#### Record list ####
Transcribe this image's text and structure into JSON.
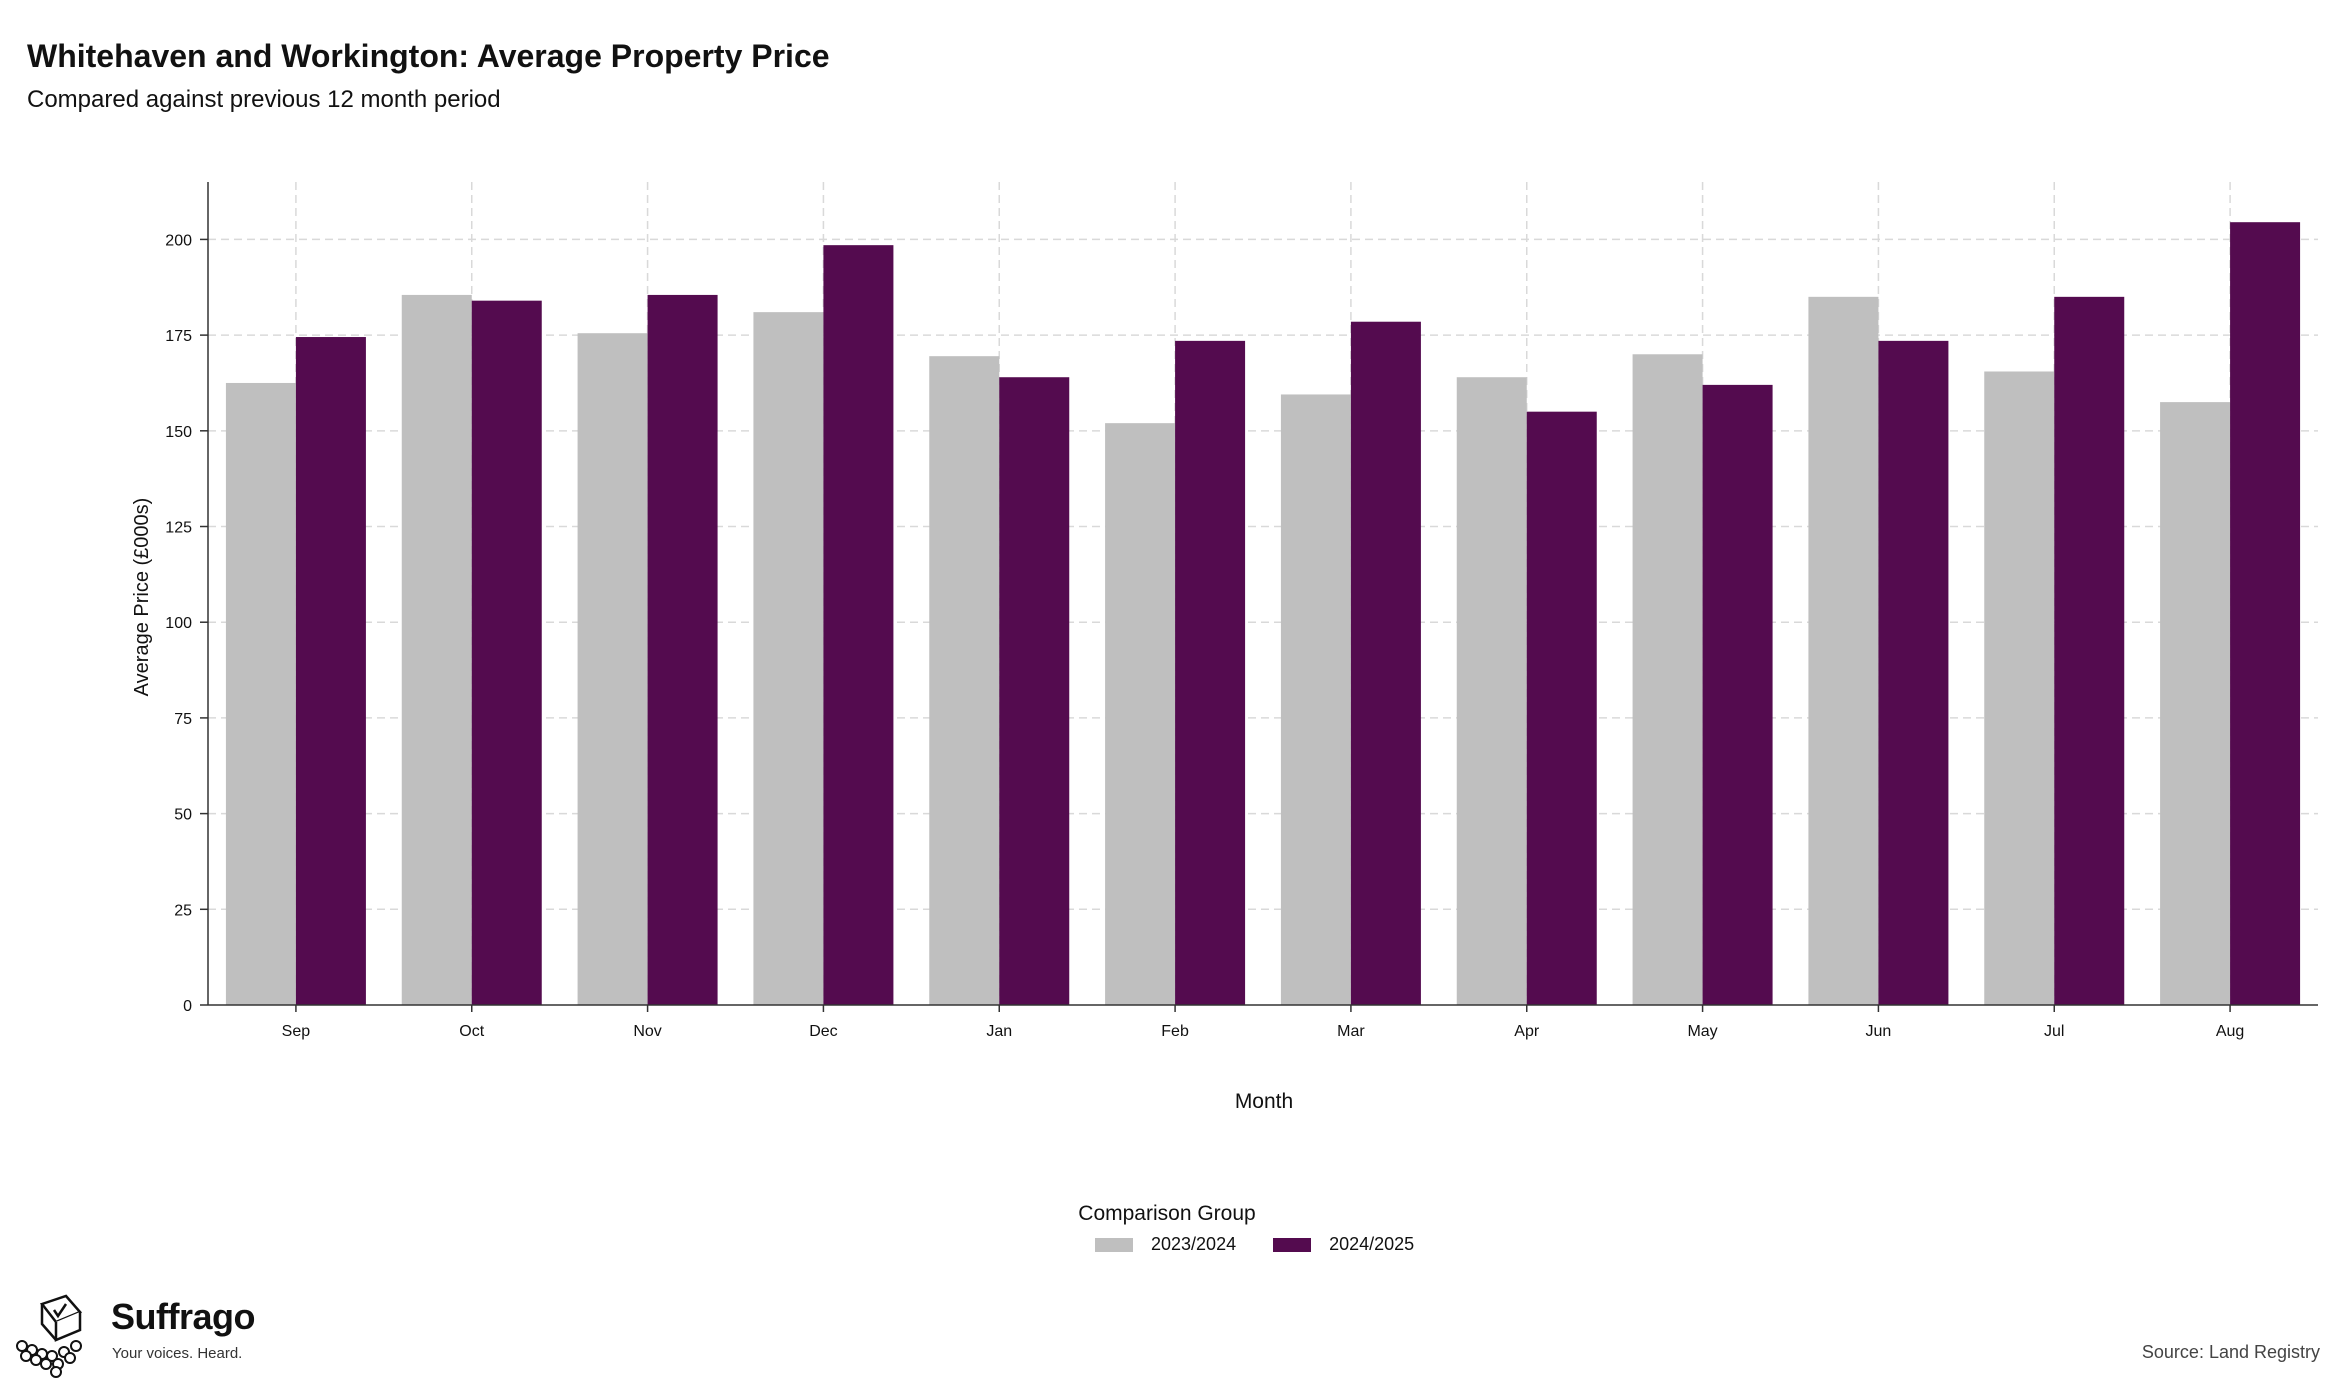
{
  "header": {
    "title": "Whitehaven and Workington: Average Property Price",
    "subtitle": "Compared against previous 12 month period"
  },
  "chart_data": {
    "type": "bar",
    "title": "Whitehaven and Workington: Average Property Price",
    "subtitle": "Compared against previous 12 month period",
    "xlabel": "Month",
    "ylabel": "Average Price (£000s)",
    "categories": [
      "Sep",
      "Oct",
      "Nov",
      "Dec",
      "Jan",
      "Feb",
      "Mar",
      "Apr",
      "May",
      "Jun",
      "Jul",
      "Aug"
    ],
    "series": [
      {
        "name": "2023/2024",
        "color": "#bfbfbf",
        "values": [
          162.5,
          185.5,
          175.5,
          181,
          169.5,
          152,
          159.5,
          164,
          170,
          185,
          165.5,
          157.5
        ]
      },
      {
        "name": "2024/2025",
        "color": "#540b4f",
        "values": [
          174.5,
          184,
          185.5,
          198.5,
          164,
          173.5,
          178.5,
          155,
          162,
          173.5,
          185,
          204.5
        ]
      }
    ],
    "ylim": [
      0,
      215
    ],
    "yticks": [
      0,
      25,
      50,
      75,
      100,
      125,
      150,
      175,
      200
    ],
    "grid": true,
    "legend_title": "Comparison Group",
    "legend_position": "bottom"
  },
  "footer": {
    "brand": "Suffrago",
    "tagline": "Your voices. Heard.",
    "source": "Source: Land Registry"
  }
}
####
▸ Work to be completed:
Using the records above, list each line that includes "subtitle".

▸ Result of the exercise:
    "subtitle": "Compared against previous 12 month period"
    "subtitle": "Compared against previous 12 month period",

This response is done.